# Set task
Below are some records. Copy every line in them that holds "elements".

# Provided information
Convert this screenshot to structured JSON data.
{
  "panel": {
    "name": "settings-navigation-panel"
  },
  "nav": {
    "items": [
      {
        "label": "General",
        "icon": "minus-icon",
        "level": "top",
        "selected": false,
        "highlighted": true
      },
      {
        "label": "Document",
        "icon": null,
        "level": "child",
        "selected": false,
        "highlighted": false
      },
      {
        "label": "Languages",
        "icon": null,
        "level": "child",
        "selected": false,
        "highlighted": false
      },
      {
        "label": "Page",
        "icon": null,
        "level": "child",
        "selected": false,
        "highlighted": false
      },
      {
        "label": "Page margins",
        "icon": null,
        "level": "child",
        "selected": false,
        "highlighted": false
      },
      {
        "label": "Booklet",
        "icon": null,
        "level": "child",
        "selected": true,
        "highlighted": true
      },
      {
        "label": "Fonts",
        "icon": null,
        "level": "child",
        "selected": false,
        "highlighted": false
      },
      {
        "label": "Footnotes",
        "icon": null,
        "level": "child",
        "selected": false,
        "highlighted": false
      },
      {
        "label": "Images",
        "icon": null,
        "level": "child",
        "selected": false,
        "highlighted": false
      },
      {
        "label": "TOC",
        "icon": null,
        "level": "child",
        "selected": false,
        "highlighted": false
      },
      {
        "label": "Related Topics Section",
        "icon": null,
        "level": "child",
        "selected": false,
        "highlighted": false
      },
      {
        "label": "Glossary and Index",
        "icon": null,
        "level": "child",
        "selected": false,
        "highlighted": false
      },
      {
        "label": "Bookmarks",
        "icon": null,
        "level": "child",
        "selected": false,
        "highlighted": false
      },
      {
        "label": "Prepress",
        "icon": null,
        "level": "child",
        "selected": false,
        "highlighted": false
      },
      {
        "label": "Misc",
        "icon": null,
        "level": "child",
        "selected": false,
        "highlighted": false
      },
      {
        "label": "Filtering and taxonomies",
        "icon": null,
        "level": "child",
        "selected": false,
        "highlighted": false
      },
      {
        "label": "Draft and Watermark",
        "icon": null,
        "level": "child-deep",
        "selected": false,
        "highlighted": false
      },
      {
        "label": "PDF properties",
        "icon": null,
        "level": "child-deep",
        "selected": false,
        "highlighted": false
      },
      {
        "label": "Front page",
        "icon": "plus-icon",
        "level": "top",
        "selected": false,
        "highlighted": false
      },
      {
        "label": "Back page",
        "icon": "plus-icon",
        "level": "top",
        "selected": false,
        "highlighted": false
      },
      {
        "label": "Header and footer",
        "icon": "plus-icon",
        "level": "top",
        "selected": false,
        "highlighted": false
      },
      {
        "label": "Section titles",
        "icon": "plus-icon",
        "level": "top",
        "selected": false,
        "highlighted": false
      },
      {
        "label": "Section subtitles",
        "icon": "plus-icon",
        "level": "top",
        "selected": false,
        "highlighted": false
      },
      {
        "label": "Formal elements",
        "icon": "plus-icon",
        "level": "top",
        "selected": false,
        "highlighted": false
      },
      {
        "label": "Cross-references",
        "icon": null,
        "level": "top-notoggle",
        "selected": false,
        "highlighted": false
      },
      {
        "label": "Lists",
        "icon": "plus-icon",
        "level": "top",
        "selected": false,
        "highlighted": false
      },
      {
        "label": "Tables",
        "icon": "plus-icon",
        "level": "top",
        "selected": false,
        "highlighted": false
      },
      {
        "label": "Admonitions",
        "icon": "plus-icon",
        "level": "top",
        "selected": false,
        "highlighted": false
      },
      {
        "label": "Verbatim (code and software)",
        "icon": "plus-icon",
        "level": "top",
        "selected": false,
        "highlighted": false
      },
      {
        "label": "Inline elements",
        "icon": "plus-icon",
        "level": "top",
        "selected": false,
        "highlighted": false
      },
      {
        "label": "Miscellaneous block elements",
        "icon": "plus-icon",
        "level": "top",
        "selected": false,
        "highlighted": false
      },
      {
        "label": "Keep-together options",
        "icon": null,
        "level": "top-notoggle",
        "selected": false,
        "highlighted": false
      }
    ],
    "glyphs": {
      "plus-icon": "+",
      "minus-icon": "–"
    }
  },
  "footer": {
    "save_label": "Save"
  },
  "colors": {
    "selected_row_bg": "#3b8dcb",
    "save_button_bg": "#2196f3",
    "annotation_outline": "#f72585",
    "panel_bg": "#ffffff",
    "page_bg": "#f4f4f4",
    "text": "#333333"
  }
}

# Answer for the task
        "label": "Formal elements",
        "label": "Inline elements",
        "label": "Miscellaneous block elements",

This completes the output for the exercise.